[Lines of data]
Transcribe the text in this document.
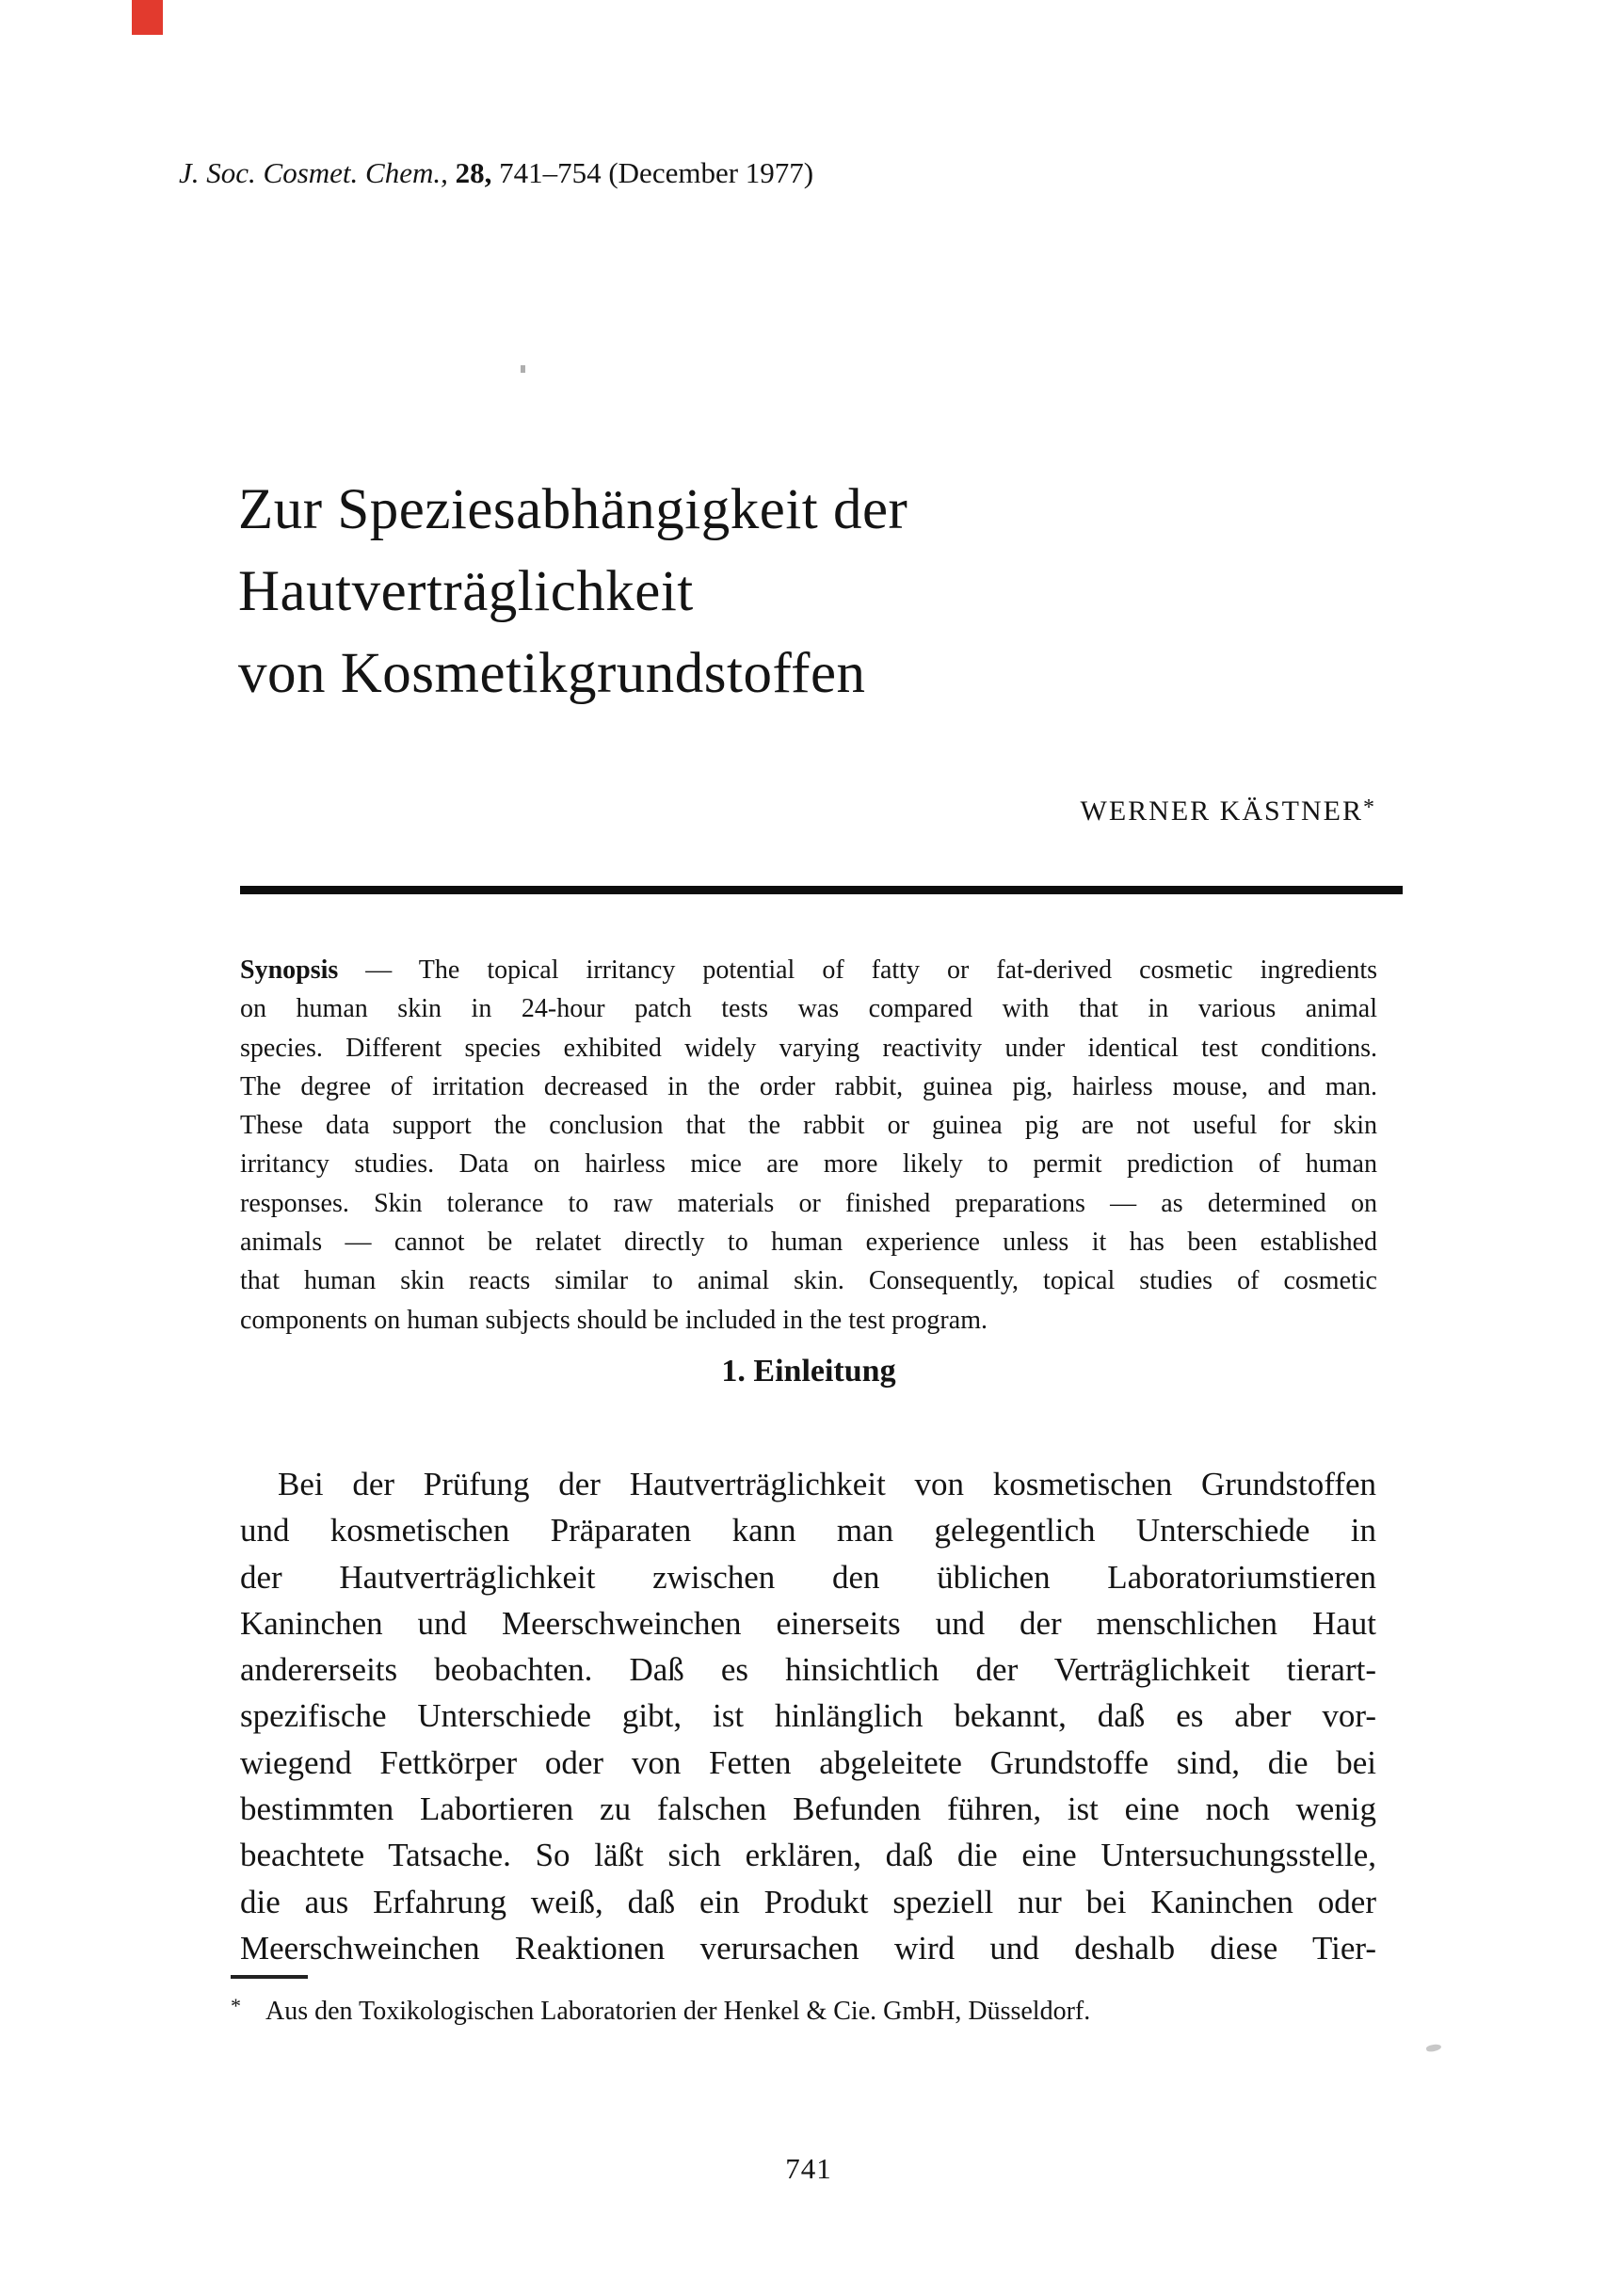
J. Soc. Cosmet. Chem., 28, 741–754 (December 1977)
Zur Speziesabhängigkeit der
Hautverträglichkeit
von Kosmetikgrundstoffen
WERNER KÄSTNER*
Synopsis — The topical irritancy potential of fatty or fat-derived cosmetic ingredients
on human skin in 24-hour patch tests was compared with that in various animal
species. Different species exhibited widely varying reactivity under identical test conditions.
The degree of irritation decreased in the order rabbit, guinea pig, hairless mouse, and man.
These data support the conclusion that the rabbit or guinea pig are not useful for skin
irritancy studies. Data on hairless mice are more likely to permit prediction of human
responses. Skin tolerance to raw materials or finished preparations — as determined on
animals — cannot be relatet directly to human experience unless it has been established
that human skin reacts similar to animal skin. Consequently, topical studies of cosmetic
components on human subjects should be included in the test program.
1. Einleitung
Bei der Prüfung der Hautverträglichkeit von kosmetischen Grundstoffen
und kosmetischen Präparaten kann man gelegentlich Unterschiede in
der Hautverträglichkeit zwischen den üblichen Laboratoriumstieren
Kaninchen und Meerschweinchen einerseits und der menschlichen Haut
andererseits beobachten. Daß es hinsichtlich der Verträglichkeit tierart-
spezifische Unterschiede gibt, ist hinlänglich bekannt, daß es aber vor-
wiegend Fettkörper oder von Fetten abgeleitete Grundstoffe sind, die bei
bestimmten Labortieren zu falschen Befunden führen, ist eine noch wenig
beachtete Tatsache. So läßt sich erklären, daß die eine Untersuchungsstelle,
die aus Erfahrung weiß, daß ein Produkt speziell nur bei Kaninchen oder
Meerschweinchen Reaktionen verursachen wird und deshalb diese Tier-
* Aus den Toxikologischen Laboratorien der Henkel & Cie. GmbH, Düsseldorf.
741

* [WHAT YOU HAVE TO DO]: Will you restate every entry word for word and omit the images?

* [TASK RESULT]:
Transcribe the text in this document.
J. Soc. Cosmet. Chem., 28, 741–754 (December 1977)
Zur Speziesabhängigkeit der
Hautverträglichkeit
von Kosmetikgrundstoffen
WERNER KÄSTNER*
Synopsis — The topical irritancy potential of fatty or fat-derived cosmetic ingredients
on human skin in 24-hour patch tests was compared with that in various animal
species. Different species exhibited widely varying reactivity under identical test conditions.
The degree of irritation decreased in the order rabbit, guinea pig, hairless mouse, and man.
These data support the conclusion that the rabbit or guinea pig are not useful for skin
irritancy studies. Data on hairless mice are more likely to permit prediction of human
responses. Skin tolerance to raw materials or finished preparations — as determined on
animals — cannot be relatet directly to human experience unless it has been established
that human skin reacts similar to animal skin. Consequently, topical studies of cosmetic
components on human subjects should be included in the test program.
1. Einleitung
Bei der Prüfung der Hautverträglichkeit von kosmetischen Grundstoffen
und kosmetischen Präparaten kann man gelegentlich Unterschiede in
der Hautverträglichkeit zwischen den üblichen Laboratoriumstieren
Kaninchen und Meerschweinchen einerseits und der menschlichen Haut
andererseits beobachten. Daß es hinsichtlich der Verträglichkeit tierart-
spezifische Unterschiede gibt, ist hinlänglich bekannt, daß es aber vor-
wiegend Fettkörper oder von Fetten abgeleitete Grundstoffe sind, die bei
bestimmten Labortieren zu falschen Befunden führen, ist eine noch wenig
beachtete Tatsache. So läßt sich erklären, daß die eine Untersuchungsstelle,
die aus Erfahrung weiß, daß ein Produkt speziell nur bei Kaninchen oder
Meerschweinchen Reaktionen verursachen wird und deshalb diese Tier-
* Aus den Toxikologischen Laboratorien der Henkel & Cie. GmbH, Düsseldorf.
741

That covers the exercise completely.